▸ THE PROBLEM
Please pull out every line that includes the string "Werken".

▸ AVAILABLE RECORDS
>> Start

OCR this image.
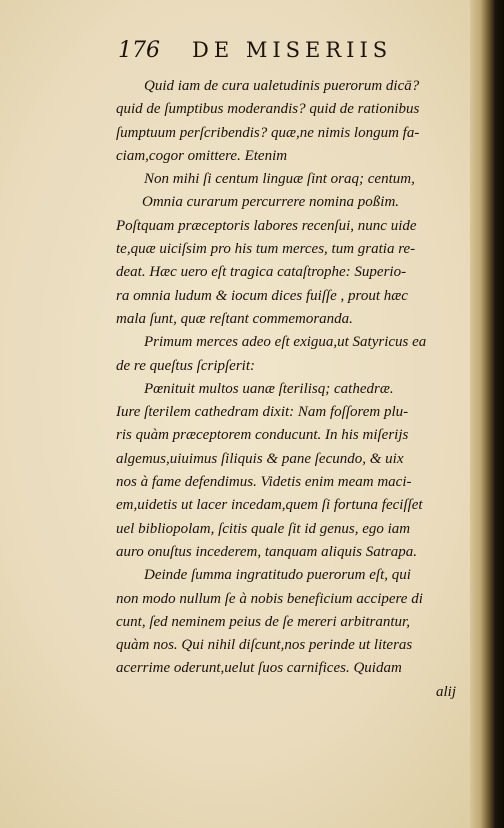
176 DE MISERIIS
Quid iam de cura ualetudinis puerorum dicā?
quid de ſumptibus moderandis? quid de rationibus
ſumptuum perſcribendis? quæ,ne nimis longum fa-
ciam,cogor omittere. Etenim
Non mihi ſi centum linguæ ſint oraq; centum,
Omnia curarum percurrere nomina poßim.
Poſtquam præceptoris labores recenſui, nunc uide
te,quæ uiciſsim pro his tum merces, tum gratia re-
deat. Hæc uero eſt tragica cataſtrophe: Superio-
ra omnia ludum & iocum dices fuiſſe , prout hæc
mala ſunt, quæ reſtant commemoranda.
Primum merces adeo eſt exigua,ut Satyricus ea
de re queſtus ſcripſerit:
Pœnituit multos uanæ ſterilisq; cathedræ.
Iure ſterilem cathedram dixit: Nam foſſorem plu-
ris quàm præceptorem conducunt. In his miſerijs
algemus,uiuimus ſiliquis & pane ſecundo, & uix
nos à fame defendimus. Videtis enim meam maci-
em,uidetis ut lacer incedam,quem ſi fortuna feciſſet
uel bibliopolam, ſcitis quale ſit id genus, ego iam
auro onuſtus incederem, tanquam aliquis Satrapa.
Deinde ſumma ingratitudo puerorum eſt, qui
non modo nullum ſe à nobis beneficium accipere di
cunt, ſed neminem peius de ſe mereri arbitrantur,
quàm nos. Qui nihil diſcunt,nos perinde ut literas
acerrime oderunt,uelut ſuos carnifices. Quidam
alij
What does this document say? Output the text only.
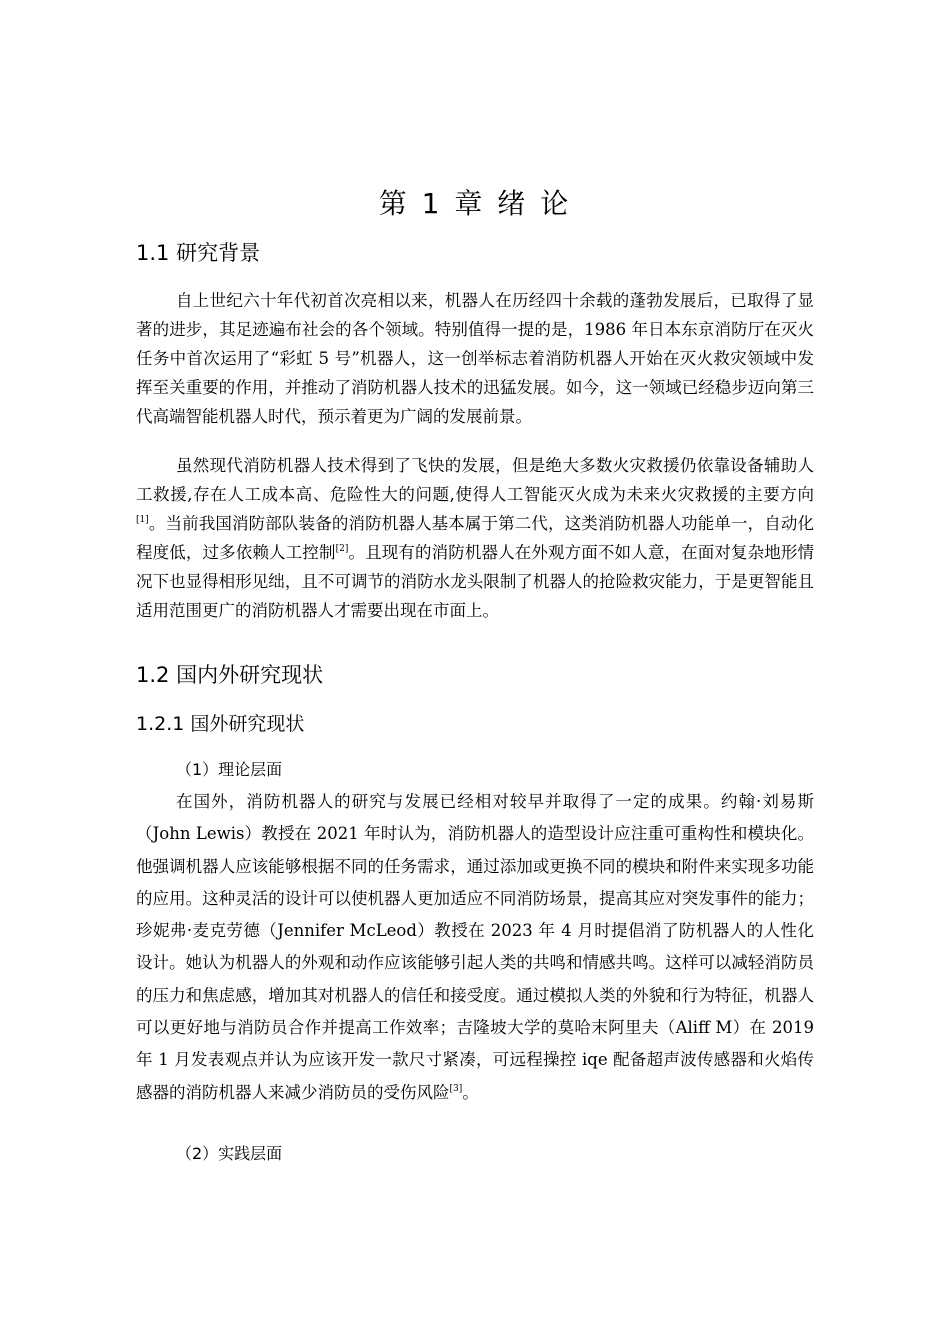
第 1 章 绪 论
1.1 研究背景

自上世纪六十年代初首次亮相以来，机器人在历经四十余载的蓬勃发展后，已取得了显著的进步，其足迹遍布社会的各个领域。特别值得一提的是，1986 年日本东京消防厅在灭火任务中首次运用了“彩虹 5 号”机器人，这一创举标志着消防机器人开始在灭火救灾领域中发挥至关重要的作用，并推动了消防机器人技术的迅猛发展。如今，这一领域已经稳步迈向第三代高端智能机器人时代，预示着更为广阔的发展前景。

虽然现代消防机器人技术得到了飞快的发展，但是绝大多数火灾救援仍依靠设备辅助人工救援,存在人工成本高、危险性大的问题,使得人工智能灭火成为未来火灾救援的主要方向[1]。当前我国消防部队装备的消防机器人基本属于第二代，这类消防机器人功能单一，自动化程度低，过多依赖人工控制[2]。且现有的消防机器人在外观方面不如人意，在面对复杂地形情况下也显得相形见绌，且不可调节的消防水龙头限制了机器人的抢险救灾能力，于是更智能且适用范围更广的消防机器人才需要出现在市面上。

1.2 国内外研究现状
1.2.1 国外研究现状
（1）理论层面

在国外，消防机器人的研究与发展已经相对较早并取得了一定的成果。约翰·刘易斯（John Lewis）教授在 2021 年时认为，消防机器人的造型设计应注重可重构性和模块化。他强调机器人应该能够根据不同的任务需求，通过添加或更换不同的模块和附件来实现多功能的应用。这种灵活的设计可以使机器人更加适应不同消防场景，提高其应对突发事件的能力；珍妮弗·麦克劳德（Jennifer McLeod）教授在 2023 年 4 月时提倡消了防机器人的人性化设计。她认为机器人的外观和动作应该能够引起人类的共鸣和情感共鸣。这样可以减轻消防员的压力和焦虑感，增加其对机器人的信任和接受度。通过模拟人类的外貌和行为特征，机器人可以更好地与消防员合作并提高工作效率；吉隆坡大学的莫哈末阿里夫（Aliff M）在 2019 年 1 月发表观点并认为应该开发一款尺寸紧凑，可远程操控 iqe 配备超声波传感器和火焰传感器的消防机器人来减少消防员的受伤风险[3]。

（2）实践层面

>> End
>> Start

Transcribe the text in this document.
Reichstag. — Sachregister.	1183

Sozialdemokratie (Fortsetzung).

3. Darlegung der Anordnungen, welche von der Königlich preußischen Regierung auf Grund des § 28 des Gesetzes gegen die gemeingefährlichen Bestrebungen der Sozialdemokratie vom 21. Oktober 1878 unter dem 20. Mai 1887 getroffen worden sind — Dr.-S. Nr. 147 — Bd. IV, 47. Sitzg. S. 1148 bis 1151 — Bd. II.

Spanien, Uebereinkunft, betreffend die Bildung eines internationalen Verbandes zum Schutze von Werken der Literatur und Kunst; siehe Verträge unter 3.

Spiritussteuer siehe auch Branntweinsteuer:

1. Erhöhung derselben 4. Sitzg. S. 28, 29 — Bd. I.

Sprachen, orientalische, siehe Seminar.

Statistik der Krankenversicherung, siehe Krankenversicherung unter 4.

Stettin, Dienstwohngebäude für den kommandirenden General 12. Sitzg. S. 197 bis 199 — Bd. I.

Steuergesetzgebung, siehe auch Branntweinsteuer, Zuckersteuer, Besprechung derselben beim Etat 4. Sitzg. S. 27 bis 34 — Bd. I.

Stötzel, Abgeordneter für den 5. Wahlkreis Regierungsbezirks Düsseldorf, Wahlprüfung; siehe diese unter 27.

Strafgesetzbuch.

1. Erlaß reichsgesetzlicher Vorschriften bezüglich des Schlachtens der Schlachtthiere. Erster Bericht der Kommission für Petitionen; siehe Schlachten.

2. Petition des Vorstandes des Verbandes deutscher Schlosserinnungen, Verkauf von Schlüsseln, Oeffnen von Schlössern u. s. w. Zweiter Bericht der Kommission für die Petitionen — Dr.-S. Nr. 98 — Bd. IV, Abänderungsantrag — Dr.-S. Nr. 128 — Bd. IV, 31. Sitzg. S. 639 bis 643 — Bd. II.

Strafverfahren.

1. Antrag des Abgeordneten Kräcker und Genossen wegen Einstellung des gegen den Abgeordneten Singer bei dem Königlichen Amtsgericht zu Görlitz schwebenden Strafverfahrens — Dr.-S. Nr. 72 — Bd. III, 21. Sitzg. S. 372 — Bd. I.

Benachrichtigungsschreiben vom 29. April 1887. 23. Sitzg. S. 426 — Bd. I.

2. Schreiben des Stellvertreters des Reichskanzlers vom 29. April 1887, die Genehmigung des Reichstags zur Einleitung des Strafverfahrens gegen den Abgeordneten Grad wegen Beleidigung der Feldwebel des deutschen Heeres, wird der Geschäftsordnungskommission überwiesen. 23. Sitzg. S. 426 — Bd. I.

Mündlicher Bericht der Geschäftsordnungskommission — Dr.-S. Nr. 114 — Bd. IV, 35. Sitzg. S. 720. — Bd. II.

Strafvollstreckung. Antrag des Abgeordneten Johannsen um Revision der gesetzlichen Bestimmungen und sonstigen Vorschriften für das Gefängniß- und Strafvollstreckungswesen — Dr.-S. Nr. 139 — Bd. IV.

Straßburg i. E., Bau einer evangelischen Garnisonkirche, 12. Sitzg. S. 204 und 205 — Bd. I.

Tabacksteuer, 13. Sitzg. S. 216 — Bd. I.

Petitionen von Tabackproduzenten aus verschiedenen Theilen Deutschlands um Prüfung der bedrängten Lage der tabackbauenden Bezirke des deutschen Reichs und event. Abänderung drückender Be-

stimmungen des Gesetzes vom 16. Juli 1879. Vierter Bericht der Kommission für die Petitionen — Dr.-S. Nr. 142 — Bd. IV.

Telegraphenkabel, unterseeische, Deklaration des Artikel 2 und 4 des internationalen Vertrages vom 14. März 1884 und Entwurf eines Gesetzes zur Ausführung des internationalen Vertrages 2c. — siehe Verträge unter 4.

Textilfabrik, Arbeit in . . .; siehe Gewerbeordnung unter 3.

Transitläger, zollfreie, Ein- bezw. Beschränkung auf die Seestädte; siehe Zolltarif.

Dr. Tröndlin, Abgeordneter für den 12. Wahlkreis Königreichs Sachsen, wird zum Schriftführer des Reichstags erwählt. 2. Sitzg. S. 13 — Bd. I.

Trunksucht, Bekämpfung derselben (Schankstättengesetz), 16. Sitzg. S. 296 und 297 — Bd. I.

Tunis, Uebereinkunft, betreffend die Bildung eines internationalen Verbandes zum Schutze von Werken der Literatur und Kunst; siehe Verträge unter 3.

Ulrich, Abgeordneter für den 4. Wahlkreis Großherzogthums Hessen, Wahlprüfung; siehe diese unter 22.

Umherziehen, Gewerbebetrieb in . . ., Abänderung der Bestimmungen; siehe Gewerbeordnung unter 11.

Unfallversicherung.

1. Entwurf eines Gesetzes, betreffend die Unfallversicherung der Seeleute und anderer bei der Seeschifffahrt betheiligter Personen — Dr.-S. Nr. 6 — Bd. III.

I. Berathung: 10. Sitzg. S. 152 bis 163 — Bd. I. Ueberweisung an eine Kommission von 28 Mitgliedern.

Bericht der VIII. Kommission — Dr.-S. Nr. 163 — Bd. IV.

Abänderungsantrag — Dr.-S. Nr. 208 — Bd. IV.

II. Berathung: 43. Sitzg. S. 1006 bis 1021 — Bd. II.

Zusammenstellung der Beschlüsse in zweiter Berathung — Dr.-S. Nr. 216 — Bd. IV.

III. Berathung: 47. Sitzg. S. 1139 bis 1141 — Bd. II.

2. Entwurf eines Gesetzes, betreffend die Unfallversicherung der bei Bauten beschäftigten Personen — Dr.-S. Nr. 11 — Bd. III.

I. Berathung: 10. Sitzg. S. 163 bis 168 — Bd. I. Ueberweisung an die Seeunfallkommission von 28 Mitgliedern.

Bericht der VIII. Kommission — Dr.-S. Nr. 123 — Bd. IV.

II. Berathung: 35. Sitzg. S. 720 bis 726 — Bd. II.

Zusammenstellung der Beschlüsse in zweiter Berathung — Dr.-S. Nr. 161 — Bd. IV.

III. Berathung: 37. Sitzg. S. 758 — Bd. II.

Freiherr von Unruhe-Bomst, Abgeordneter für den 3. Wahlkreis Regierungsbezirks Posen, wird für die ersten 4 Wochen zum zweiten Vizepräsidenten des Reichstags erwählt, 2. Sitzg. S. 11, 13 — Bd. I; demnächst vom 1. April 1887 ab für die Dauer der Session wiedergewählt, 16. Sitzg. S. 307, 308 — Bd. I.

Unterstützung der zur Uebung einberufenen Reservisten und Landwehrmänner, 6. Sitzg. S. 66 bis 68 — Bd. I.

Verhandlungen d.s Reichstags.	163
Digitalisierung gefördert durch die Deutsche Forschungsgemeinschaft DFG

>> End
>> Start

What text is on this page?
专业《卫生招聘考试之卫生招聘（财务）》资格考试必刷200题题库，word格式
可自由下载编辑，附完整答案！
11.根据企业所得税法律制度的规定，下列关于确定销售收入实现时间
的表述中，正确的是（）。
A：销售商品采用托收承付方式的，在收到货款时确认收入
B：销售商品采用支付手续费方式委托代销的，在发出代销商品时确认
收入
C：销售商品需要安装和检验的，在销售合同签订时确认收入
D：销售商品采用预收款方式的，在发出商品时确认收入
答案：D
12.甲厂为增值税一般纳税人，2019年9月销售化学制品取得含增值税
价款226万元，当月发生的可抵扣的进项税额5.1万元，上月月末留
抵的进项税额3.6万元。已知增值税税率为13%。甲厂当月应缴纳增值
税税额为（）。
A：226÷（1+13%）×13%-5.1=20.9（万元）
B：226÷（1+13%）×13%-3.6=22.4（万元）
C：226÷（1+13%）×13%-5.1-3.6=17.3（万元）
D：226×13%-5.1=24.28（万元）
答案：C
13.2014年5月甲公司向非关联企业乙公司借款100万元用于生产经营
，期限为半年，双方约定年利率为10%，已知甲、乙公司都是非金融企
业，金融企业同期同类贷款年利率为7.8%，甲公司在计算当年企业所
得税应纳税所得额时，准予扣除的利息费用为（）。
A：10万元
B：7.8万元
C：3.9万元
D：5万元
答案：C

>> End

▸ ANSWER TO THE EXERCISE
Spanien, Uebereinkunft, betreffend die Bildung eines internationalen Verbandes zum Schutze von Werken der Literatur und Kunst; siehe Verträge unter 3.
Tunis, Uebereinkunft, betreffend die Bildung eines internationalen Verbandes zum Schutze von Werken der Literatur und Kunst; siehe Verträge unter 3.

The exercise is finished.